-- Start of RECORD EXTRACTS --

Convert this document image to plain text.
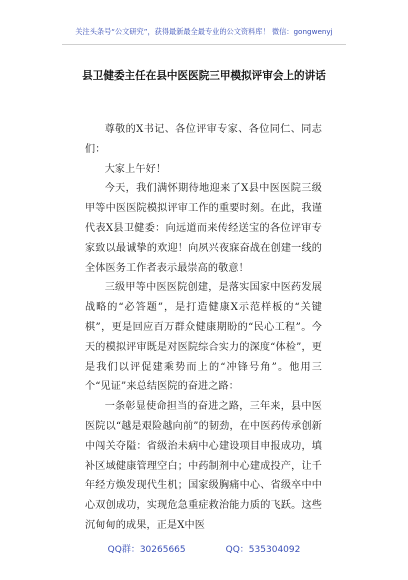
关注头条号“公文研究”，获得最新最全最专业的公文资料库！ 微信：gongwenyj
县卫健委主任在县中医医院三甲模拟评审会上的讲话

尊敬的X书记、各位评审专家、各位同仁、同志们：

大家上午好！

今天，我们满怀期待地迎来了X县中医医院三级甲等中医医院模拟评审工作的重要时刻。在此，我谨代表X县卫健委：向远道而来传经送宝的各位评审专家致以最诚挚的欢迎！向夙兴夜寐奋战在创建一线的全体医务工作者表示最崇高的敬意！

三级甲等中医医院创建，是落实国家中医药发展战略的“必答题”，是打造健康X示范样板的“关键棋”，更是回应百万群众健康期盼的“民心工程”。今天的模拟评审既是对医院综合实力的深度“体检”，更是我们以评促建乘势而上的“冲锋号角”。他用三个“见证”来总结医院的奋进之路：

一条彰显使命担当的奋进之路，三年来，县中医医院以“越是艰险越向前”的韧劲，在中医药传承创新中闯关夺隘：省级治未病中心建设项目申报成功，填补区域健康管理空白；中药制剂中心建成投产，让千年经方焕发现代生机；国家级胸痛中心、省级卒中中心双创成功，实现危急重症救治能力质的飞跃。这些沉甸甸的成果，正是X中医

QQ群：30265665	QQ：535304092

-- End of RECORD EXTRACTS --

### PROBLEM DESCRIPTION
Repeat the listing in full and exactly. Do not include any images.

### RESULT BELOW
Convert this document image to plain text.
关注头条号“公文研究”，获得最新最全最专业的公文资料库！ 微信：gongwenyj
县卫健委主任在县中医医院三甲模拟评审会上的讲话

尊敬的X书记、各位评审专家、各位同仁、同志们：

大家上午好！

今天，我们满怀期待地迎来了X县中医医院三级甲等中医医院模拟评审工作的重要时刻。在此，我谨代表X县卫健委：向远道而来传经送宝的各位评审专家致以最诚挚的欢迎！向夙兴夜寐奋战在创建一线的全体医务工作者表示最崇高的敬意！

三级甲等中医医院创建，是落实国家中医药发展战略的“必答题”，是打造健康X示范样板的“关键棋”，更是回应百万群众健康期盼的“民心工程”。今天的模拟评审既是对医院综合实力的深度“体检”，更是我们以评促建乘势而上的“冲锋号角”。他用三个“见证”来总结医院的奋进之路：

一条彰显使命担当的奋进之路，三年来，县中医医院以“越是艰险越向前”的韧劲，在中医药传承创新中闯关夺隘：省级治未病中心建设项目申报成功，填补区域健康管理空白；中药制剂中心建成投产，让千年经方焕发现代生机；国家级胸痛中心、省级卒中中心双创成功，实现危急重症救治能力质的飞跃。这些沉甸甸的成果，正是X中医

QQ群：30265665	QQ：535304092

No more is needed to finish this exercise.